### AIM OF THE TASK:
Please retype the data in full and exactly; the pictures are not part of the copy.
--- start SUPPLIED DATA ---
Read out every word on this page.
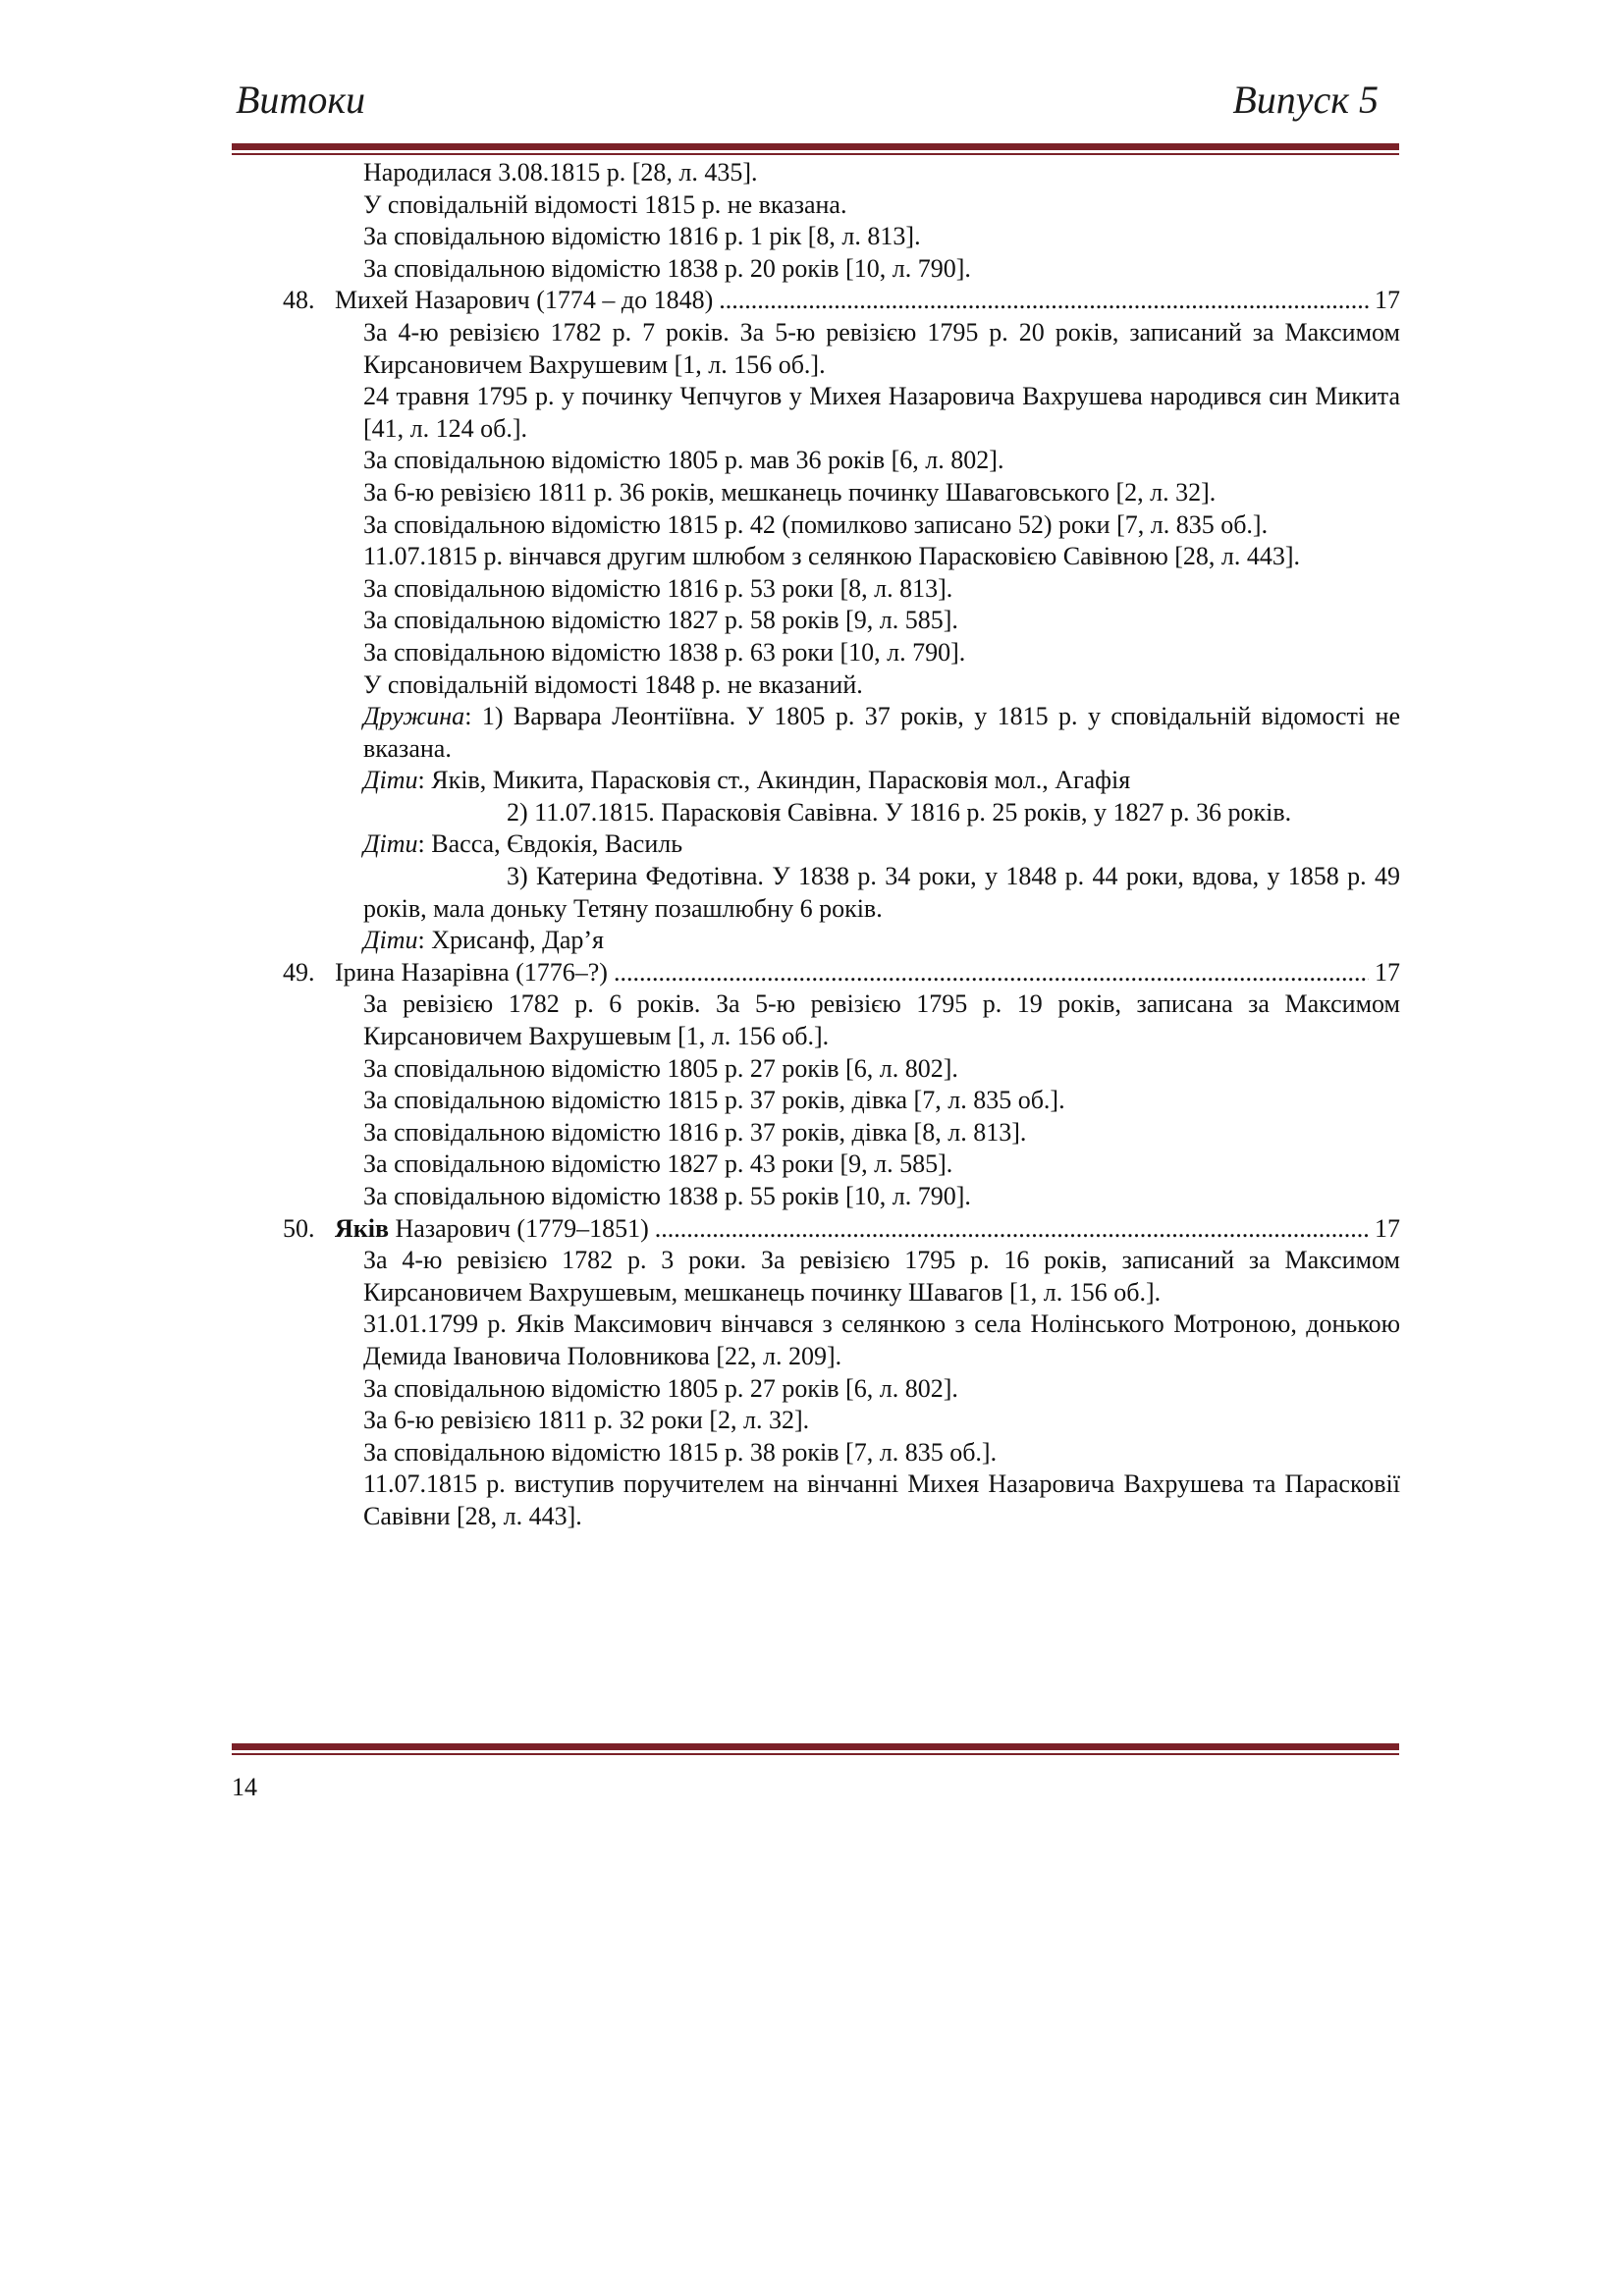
Витоки	Випуск 5

Народилася 3.08.1815 р. [28, л. 435].

У сповідальній відомості 1815 р. не вказана.

За сповідальною відомістю 1816 р. 1 рік [8, л. 813].

За сповідальною відомістю 1838 р. 20 років [10, л. 790].

48. Михей Назарович (1774 – до 1848) .....	17

За 4-ю ревізією 1782 р. 7 років. За 5-ю ревізією 1795 р. 20 років, записаний за Максимом Кирсановичем Вахрушевим [1, л. 156 об.].

24 травня 1795 р. у починку Чепчугов у Михея Назаровича Вахрушева народився син Микита [41, л. 124 об.].

За сповідальною відомістю 1805 р. мав 36 років [6, л. 802].

За 6-ю ревізією 1811 р. 36 років, мешканець починку Шаваговського [2, л. 32].

За сповідальною відомістю 1815 р. 42 (помилково записано 52) роки [7, л. 835 об.].

11.07.1815 р. вінчався другим шлюбом з селянкою Парасковією Савівною [28, л. 443].

За сповідальною відомістю 1816 р. 53 роки [8, л. 813].

За сповідальною відомістю 1827 р. 58 років [9, л. 585].

За сповідальною відомістю 1838 р. 63 роки [10, л. 790].

У сповідальній відомості 1848 р. не вказаний.

Дружина: 1) Варвара Леонтіївна. У 1805 р. 37 років, у 1815 р. у сповідальній відомості не вказана.

Діти: Яків, Микита, Парасковія ст., Акиндин, Парасковія мол., Агафія

2) 11.07.1815. Парасковія Савівна. У 1816 р. 25 років, у 1827 р. 36 років.

Діти: Васса, Євдокія, Василь

3) Катерина Федотівна. У 1838 р. 34 роки, у 1848 р. 44 роки, вдова, у 1858 р. 49 років, мала доньку Тетяну позашлюбну 6 років.

Діти: Хрисанф, Дар’я

49. Ірина Назарівна (1776–?) .....	17

За ревізією 1782 р. 6 років. За 5-ю ревізією 1795 р. 19 років, записана за Максимом Кирсановичем Вахрушевым [1, л. 156 об.].

За сповідальною відомістю 1805 р. 27 років [6, л. 802].

За сповідальною відомістю 1815 р. 37 років, дівка [7, л. 835 об.].

За сповідальною відомістю 1816 р. 37 років, дівка [8, л. 813].

За сповідальною відомістю 1827 р. 43 роки [9, л. 585].

За сповідальною відомістю 1838 р. 55 років [10, л. 790].

50. Яків Назарович (1779–1851) .....	17

За 4-ю ревізією 1782 р. 3 роки. За ревізією 1795 р. 16 років, записаний за Максимом Кирсановичем Вахрушевым, мешканець починку Шавагов [1, л. 156 об.].

31.01.1799 р. Яків Максимович вінчався з селянкою з села Нолінського Мотроною, донькою Демида Івановича Половникова [22, л. 209].

За сповідальною відомістю 1805 р. 27 років [6, л. 802].

За 6-ю ревізією 1811 р. 32 роки [2, л. 32].

За сповідальною відомістю 1815 р. 38 років [7, л. 835 об.].

11.07.1815 р. виступив поручителем на вінчанні Михея Назаровича Вахрушева та Парасковії Савівни [28, л. 443].

14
--- end SUPPLIED DATA ---
### RESULT OF THE EXERCISE:
Read out every word on this page.
Витоки	Випуск 5

Народилася 3.08.1815 р. [28, л. 435].

У сповідальній відомості 1815 р. не вказана.

За сповідальною відомістю 1816 р. 1 рік [8, л. 813].

За сповідальною відомістю 1838 р. 20 років [10, л. 790].

48. Михей Назарович (1774 – до 1848) .....	17

За 4-ю ревізією 1782 р. 7 років. За 5-ю ревізією 1795 р. 20 років, записаний за Максимом Кирсановичем Вахрушевим [1, л. 156 об.].

24 травня 1795 р. у починку Чепчугов у Михея Назаровича Вахрушева народився син Микита [41, л. 124 об.].

За сповідальною відомістю 1805 р. мав 36 років [6, л. 802].

За 6-ю ревізією 1811 р. 36 років, мешканець починку Шаваговського [2, л. 32].

За сповідальною відомістю 1815 р. 42 (помилково записано 52) роки [7, л. 835 об.].

11.07.1815 р. вінчався другим шлюбом з селянкою Парасковією Савівною [28, л. 443].

За сповідальною відомістю 1816 р. 53 роки [8, л. 813].

За сповідальною відомістю 1827 р. 58 років [9, л. 585].

За сповідальною відомістю 1838 р. 63 роки [10, л. 790].

У сповідальній відомості 1848 р. не вказаний.

Дружина: 1) Варвара Леонтіївна. У 1805 р. 37 років, у 1815 р. у сповідальній відомості не вказана.

Діти: Яків, Микита, Парасковія ст., Акиндин, Парасковія мол., Агафія

2) 11.07.1815. Парасковія Савівна. У 1816 р. 25 років, у 1827 р. 36 років.

Діти: Васса, Євдокія, Василь

3) Катерина Федотівна. У 1838 р. 34 роки, у 1848 р. 44 роки, вдова, у 1858 р. 49 років, мала доньку Тетяну позашлюбну 6 років.

Діти: Хрисанф, Дар’я

49. Ірина Назарівна (1776–?) .....	17

За ревізією 1782 р. 6 років. За 5-ю ревізією 1795 р. 19 років, записана за Максимом Кирсановичем Вахрушевым [1, л. 156 об.].

За сповідальною відомістю 1805 р. 27 років [6, л. 802].

За сповідальною відомістю 1815 р. 37 років, дівка [7, л. 835 об.].

За сповідальною відомістю 1816 р. 37 років, дівка [8, л. 813].

За сповідальною відомістю 1827 р. 43 роки [9, л. 585].

За сповідальною відомістю 1838 р. 55 років [10, л. 790].

50. Яків Назарович (1779–1851) .....	17

За 4-ю ревізією 1782 р. 3 роки. За ревізією 1795 р. 16 років, записаний за Максимом Кирсановичем Вахрушевым, мешканець починку Шавагов [1, л. 156 об.].

31.01.1799 р. Яків Максимович вінчався з селянкою з села Нолінського Мотроною, донькою Демида Івановича Половникова [22, л. 209].

За сповідальною відомістю 1805 р. 27 років [6, л. 802].

За 6-ю ревізією 1811 р. 32 роки [2, л. 32].

За сповідальною відомістю 1815 р. 38 років [7, л. 835 об.].

11.07.1815 р. виступив поручителем на вінчанні Михея Назаровича Вахрушева та Парасковії Савівни [28, л. 443].

14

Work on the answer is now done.